The request =>
Every line with the string "mass" should be gathered.

Records that describe figures:
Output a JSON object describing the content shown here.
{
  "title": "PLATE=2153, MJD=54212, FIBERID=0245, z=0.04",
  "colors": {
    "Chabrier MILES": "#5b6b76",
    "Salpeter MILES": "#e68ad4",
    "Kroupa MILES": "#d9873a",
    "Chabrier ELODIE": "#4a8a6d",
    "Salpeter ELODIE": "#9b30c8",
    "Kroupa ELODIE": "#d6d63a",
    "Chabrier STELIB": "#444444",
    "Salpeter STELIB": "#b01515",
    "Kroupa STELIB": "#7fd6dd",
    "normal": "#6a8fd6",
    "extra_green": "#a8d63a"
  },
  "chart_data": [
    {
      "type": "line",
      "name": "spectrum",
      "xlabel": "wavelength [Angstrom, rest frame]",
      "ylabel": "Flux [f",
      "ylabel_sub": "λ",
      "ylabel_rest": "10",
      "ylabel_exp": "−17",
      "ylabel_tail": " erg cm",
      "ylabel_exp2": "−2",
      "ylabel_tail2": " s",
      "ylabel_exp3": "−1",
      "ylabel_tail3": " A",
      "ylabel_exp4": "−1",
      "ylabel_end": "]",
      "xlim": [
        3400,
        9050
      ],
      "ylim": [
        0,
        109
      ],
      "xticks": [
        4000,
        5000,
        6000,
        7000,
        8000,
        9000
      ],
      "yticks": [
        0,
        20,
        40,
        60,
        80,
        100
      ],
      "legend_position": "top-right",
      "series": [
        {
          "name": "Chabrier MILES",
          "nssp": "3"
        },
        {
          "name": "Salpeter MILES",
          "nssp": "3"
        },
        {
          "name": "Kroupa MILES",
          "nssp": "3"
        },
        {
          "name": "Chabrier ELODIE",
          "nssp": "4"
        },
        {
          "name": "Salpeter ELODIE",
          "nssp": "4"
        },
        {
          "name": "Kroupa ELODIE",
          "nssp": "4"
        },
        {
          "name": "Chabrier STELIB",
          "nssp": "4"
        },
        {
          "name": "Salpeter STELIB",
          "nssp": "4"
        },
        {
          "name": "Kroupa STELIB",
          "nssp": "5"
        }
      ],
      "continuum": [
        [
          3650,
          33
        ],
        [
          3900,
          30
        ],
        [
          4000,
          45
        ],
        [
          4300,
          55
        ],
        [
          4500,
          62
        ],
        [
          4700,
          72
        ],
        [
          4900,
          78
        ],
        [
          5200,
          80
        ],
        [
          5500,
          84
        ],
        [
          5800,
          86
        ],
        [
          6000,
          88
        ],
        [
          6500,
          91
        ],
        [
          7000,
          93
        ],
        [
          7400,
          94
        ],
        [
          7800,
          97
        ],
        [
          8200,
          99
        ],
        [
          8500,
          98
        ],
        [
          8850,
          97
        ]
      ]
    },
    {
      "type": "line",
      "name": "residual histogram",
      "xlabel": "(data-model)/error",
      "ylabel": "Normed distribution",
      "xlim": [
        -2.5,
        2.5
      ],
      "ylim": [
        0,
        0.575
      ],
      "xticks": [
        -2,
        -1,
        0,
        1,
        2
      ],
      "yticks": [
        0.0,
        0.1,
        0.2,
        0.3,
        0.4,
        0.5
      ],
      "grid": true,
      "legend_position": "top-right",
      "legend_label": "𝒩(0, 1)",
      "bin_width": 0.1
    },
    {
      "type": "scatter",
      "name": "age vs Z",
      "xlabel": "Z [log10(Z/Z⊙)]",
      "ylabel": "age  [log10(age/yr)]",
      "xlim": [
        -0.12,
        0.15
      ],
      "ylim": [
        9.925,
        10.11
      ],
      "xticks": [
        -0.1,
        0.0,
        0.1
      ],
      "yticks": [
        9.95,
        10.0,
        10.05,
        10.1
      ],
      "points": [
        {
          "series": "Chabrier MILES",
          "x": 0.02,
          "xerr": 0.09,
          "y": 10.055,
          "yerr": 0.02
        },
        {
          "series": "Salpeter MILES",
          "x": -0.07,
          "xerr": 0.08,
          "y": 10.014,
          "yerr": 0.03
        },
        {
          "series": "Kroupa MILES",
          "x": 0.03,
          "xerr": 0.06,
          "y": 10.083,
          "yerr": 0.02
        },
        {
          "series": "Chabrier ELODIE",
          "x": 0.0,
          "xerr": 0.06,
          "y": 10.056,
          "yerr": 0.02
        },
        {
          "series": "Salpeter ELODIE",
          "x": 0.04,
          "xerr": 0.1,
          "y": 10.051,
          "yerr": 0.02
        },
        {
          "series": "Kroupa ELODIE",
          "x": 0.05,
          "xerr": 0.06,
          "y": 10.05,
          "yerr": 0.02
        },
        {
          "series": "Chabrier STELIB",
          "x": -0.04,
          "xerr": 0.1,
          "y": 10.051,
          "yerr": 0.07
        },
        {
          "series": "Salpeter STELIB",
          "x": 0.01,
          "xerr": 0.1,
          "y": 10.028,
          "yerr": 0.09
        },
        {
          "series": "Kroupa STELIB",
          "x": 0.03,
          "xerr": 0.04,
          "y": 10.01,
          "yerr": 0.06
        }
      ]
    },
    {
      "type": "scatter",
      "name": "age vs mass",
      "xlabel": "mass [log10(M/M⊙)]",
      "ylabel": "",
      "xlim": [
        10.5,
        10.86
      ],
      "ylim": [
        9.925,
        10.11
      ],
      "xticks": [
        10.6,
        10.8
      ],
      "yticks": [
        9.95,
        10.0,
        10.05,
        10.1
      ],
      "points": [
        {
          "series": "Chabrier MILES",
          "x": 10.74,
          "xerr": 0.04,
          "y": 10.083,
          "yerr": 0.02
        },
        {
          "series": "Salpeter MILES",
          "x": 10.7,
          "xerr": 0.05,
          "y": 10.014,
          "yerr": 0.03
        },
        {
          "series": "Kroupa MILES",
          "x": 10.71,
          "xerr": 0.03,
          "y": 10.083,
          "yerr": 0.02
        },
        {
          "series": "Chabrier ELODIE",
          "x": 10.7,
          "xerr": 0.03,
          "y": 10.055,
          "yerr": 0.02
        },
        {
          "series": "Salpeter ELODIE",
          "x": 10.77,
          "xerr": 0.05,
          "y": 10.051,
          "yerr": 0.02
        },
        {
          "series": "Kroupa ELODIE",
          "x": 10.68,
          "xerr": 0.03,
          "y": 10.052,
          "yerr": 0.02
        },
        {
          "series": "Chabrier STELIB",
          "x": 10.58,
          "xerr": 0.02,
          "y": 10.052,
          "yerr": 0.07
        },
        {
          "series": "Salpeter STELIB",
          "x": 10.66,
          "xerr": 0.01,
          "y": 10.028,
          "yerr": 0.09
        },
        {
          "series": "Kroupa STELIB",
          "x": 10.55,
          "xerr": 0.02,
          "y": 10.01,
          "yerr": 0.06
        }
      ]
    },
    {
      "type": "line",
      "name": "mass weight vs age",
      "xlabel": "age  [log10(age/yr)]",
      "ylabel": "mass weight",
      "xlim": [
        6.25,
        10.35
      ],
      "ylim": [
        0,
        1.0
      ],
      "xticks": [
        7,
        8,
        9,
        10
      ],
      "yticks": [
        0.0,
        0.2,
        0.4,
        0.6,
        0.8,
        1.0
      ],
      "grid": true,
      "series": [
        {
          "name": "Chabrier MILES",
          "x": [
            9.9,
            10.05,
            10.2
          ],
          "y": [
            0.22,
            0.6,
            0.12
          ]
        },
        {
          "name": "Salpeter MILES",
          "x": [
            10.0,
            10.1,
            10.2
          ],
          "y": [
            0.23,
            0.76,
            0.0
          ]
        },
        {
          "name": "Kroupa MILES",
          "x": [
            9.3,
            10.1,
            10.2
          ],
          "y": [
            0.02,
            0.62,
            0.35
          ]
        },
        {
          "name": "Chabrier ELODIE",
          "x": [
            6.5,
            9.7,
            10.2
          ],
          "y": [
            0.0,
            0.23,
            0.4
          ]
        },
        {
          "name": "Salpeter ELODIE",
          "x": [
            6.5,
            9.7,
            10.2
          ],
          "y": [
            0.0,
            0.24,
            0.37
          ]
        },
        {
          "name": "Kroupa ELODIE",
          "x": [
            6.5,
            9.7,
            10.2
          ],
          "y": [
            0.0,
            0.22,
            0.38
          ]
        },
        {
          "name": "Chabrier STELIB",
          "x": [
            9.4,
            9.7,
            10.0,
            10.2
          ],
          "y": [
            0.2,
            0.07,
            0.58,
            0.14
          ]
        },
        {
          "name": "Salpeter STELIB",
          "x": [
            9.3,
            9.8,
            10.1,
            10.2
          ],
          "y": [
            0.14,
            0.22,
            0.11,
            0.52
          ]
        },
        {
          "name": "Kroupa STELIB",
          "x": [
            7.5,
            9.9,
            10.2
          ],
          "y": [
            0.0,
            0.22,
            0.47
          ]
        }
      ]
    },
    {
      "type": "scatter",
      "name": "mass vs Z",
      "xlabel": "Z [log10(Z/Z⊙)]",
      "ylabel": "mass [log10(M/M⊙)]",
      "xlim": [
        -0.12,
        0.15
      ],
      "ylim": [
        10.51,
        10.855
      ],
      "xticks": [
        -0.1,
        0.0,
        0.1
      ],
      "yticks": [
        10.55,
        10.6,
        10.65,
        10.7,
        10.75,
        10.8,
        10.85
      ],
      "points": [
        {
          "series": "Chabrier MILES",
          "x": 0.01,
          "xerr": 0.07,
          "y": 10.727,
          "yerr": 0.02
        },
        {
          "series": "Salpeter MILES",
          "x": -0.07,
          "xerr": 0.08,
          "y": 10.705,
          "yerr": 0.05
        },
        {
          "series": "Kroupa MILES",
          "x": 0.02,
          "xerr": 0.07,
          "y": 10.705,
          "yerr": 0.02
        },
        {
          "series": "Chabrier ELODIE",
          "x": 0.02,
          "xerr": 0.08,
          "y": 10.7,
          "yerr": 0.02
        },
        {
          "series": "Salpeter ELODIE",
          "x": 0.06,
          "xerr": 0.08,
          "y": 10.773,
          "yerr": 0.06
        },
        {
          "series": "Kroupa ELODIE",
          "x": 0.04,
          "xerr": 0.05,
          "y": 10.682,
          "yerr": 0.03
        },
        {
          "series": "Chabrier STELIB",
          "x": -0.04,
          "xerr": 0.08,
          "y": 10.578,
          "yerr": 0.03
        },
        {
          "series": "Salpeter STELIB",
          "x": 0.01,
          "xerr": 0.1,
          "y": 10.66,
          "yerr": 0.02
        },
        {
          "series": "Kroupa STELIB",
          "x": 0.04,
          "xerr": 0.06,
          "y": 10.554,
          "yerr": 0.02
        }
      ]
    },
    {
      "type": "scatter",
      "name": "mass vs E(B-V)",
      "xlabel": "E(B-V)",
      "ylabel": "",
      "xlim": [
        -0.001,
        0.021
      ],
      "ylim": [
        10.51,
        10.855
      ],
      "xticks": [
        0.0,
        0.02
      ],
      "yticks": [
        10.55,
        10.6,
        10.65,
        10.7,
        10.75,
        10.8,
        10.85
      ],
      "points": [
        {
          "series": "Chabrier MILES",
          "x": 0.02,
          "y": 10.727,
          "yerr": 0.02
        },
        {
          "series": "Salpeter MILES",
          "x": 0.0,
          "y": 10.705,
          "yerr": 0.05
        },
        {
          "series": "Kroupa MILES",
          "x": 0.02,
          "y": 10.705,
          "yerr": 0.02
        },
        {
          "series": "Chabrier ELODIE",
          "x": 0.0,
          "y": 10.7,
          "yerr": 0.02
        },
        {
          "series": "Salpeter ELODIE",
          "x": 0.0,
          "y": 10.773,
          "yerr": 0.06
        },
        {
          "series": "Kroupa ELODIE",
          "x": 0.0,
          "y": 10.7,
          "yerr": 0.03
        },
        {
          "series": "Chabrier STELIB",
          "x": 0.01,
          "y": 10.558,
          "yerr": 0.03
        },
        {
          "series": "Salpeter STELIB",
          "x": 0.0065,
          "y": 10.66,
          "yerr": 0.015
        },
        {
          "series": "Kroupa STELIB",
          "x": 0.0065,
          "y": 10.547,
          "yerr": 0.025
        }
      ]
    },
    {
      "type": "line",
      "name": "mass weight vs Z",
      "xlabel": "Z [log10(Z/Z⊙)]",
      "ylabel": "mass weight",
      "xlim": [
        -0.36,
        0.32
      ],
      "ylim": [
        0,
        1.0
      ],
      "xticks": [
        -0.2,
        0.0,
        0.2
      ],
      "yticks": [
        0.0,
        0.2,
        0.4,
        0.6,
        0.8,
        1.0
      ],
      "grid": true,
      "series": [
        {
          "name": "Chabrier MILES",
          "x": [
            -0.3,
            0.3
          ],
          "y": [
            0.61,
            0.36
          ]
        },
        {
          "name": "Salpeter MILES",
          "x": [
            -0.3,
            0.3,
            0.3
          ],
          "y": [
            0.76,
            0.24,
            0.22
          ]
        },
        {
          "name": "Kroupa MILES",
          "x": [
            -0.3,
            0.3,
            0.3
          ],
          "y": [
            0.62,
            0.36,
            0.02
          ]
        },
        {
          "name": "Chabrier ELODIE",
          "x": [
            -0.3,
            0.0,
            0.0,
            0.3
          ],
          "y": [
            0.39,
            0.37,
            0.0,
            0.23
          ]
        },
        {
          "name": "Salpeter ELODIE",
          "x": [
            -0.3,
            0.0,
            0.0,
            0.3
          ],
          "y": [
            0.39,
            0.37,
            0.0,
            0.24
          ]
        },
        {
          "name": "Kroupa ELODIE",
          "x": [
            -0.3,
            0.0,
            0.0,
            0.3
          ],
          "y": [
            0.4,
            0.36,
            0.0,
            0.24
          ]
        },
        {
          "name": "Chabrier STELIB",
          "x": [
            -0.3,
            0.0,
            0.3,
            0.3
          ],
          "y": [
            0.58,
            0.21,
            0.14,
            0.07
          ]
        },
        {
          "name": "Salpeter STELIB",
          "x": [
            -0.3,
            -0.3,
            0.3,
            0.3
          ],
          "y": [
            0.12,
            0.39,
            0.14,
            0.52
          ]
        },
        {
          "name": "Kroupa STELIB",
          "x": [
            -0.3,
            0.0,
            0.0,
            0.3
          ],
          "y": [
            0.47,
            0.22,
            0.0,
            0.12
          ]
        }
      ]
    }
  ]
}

Complete output =>
      "name": "age vs mass",
      "xlabel": "mass [log10(M/M⊙)]",
      "name": "mass weight vs age",
      "ylabel": "mass weight",
      "name": "mass vs Z",
      "ylabel": "mass [log10(M/M⊙)]",
      "name": "mass vs E(B-V)",
      "name": "mass weight vs Z",
      "ylabel": "mass weight",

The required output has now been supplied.